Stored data
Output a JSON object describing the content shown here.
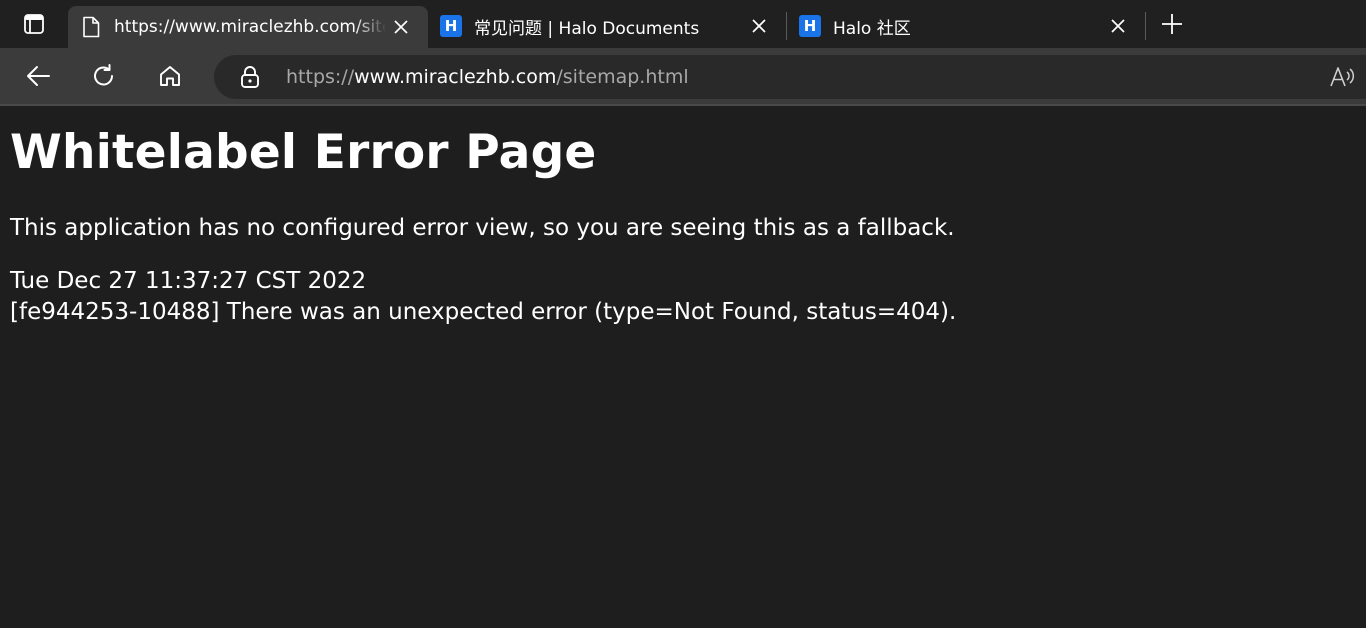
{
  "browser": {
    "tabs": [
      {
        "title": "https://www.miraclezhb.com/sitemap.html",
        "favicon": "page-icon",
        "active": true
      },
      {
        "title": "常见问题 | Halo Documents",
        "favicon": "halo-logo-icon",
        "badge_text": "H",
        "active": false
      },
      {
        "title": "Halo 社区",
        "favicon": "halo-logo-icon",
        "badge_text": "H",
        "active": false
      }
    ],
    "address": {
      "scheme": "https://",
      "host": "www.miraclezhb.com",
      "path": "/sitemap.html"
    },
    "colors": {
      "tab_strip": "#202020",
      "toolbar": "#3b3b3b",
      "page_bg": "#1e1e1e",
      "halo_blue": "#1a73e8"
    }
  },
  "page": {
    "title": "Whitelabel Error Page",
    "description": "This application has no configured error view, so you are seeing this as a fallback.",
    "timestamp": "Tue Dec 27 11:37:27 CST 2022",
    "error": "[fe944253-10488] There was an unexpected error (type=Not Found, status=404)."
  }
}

*Your task*:
Quote the records above in full, dropping each picture.

*Answer below*:
Output a JSON object describing the content shown here.
{
  "browser": {
    "tabs": [
      {
        "title": "https://www.miraclezhb.com/sitemap.html",
        "favicon": "page-icon",
        "active": true
      },
      {
        "title": "常见问题 | Halo Documents",
        "favicon": "halo-logo-icon",
        "badge_text": "H",
        "active": false
      },
      {
        "title": "Halo 社区",
        "favicon": "halo-logo-icon",
        "badge_text": "H",
        "active": false
      }
    ],
    "address": {
      "scheme": "https://",
      "host": "www.miraclezhb.com",
      "path": "/sitemap.html"
    },
    "colors": {
      "tab_strip": "#202020",
      "toolbar": "#3b3b3b",
      "page_bg": "#1e1e1e",
      "halo_blue": "#1a73e8"
    }
  },
  "page": {
    "title": "Whitelabel Error Page",
    "description": "This application has no configured error view, so you are seeing this as a fallback.",
    "timestamp": "Tue Dec 27 11:37:27 CST 2022",
    "error": "[fe944253-10488] There was an unexpected error (type=Not Found, status=404)."
  }
}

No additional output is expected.